WRITTEN TASK> Copy each line where the word "Epoch" occurs.

SUPPLIED MATERIAL>

******************************

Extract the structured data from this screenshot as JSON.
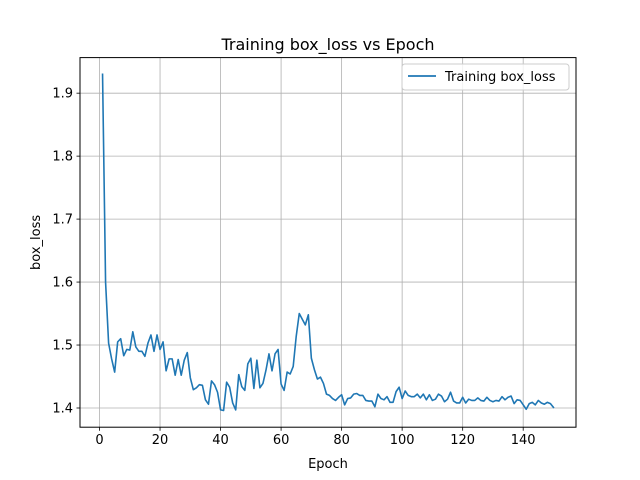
{
  "chart_data": {
    "type": "line",
    "title": "Training box_loss vs Epoch",
    "xlabel": "Epoch",
    "ylabel": "box_loss",
    "xlim": [
      -6.45,
      157.45
    ],
    "ylim": [
      1.3695,
      1.9565
    ],
    "xticks": [
      0,
      20,
      40,
      60,
      80,
      100,
      120,
      140
    ],
    "yticks": [
      1.4,
      1.5,
      1.6,
      1.7,
      1.8,
      1.9
    ],
    "grid": true,
    "legend": "top-right",
    "line_color": "#1f77b4",
    "series": [
      {
        "name": "Training box_loss",
        "x": [
          1,
          2,
          3,
          4,
          5,
          6,
          7,
          8,
          9,
          10,
          11,
          12,
          13,
          14,
          15,
          16,
          17,
          18,
          19,
          20,
          21,
          22,
          23,
          24,
          25,
          26,
          27,
          28,
          29,
          30,
          31,
          32,
          33,
          34,
          35,
          36,
          37,
          38,
          39,
          40,
          41,
          42,
          43,
          44,
          45,
          46,
          47,
          48,
          49,
          50,
          51,
          52,
          53,
          54,
          55,
          56,
          57,
          58,
          59,
          60,
          61,
          62,
          63,
          64,
          65,
          66,
          67,
          68,
          69,
          70,
          71,
          72,
          73,
          74,
          75,
          76,
          77,
          78,
          79,
          80,
          81,
          82,
          83,
          84,
          85,
          86,
          87,
          88,
          89,
          90,
          91,
          92,
          93,
          94,
          95,
          96,
          97,
          98,
          99,
          100,
          101,
          102,
          103,
          104,
          105,
          106,
          107,
          108,
          109,
          110,
          111,
          112,
          113,
          114,
          115,
          116,
          117,
          118,
          119,
          120,
          121,
          122,
          123,
          124,
          125,
          126,
          127,
          128,
          129,
          130,
          131,
          132,
          133,
          134,
          135,
          136,
          137,
          138,
          139,
          140,
          141,
          142,
          143,
          144,
          145,
          146,
          147,
          148,
          149,
          150
        ],
        "values": [
          1.93,
          1.6,
          1.503,
          1.478,
          1.457,
          1.505,
          1.51,
          1.483,
          1.493,
          1.492,
          1.521,
          1.497,
          1.49,
          1.49,
          1.482,
          1.503,
          1.516,
          1.49,
          1.516,
          1.493,
          1.505,
          1.459,
          1.478,
          1.478,
          1.452,
          1.477,
          1.452,
          1.476,
          1.488,
          1.448,
          1.429,
          1.432,
          1.437,
          1.436,
          1.413,
          1.406,
          1.443,
          1.437,
          1.425,
          1.397,
          1.396,
          1.441,
          1.433,
          1.408,
          1.397,
          1.453,
          1.434,
          1.428,
          1.47,
          1.479,
          1.431,
          1.476,
          1.432,
          1.439,
          1.46,
          1.486,
          1.459,
          1.486,
          1.493,
          1.438,
          1.428,
          1.457,
          1.454,
          1.466,
          1.514,
          1.55,
          1.541,
          1.532,
          1.548,
          1.479,
          1.461,
          1.446,
          1.449,
          1.439,
          1.422,
          1.42,
          1.415,
          1.412,
          1.417,
          1.421,
          1.405,
          1.415,
          1.416,
          1.422,
          1.423,
          1.42,
          1.42,
          1.412,
          1.411,
          1.411,
          1.402,
          1.422,
          1.415,
          1.413,
          1.418,
          1.409,
          1.409,
          1.426,
          1.433,
          1.415,
          1.427,
          1.42,
          1.418,
          1.418,
          1.422,
          1.416,
          1.422,
          1.413,
          1.421,
          1.412,
          1.414,
          1.422,
          1.419,
          1.41,
          1.414,
          1.425,
          1.411,
          1.408,
          1.408,
          1.417,
          1.408,
          1.414,
          1.412,
          1.412,
          1.416,
          1.412,
          1.411,
          1.417,
          1.412,
          1.41,
          1.412,
          1.411,
          1.418,
          1.413,
          1.417,
          1.419,
          1.407,
          1.413,
          1.412,
          1.405,
          1.398,
          1.407,
          1.409,
          1.405,
          1.412,
          1.408,
          1.406,
          1.409,
          1.407,
          1.401
        ]
      }
    ]
  }
}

******************************

OUTPUT OF THE TASK>
    "title": "Training box_loss vs Epoch",
    "xlabel": "Epoch",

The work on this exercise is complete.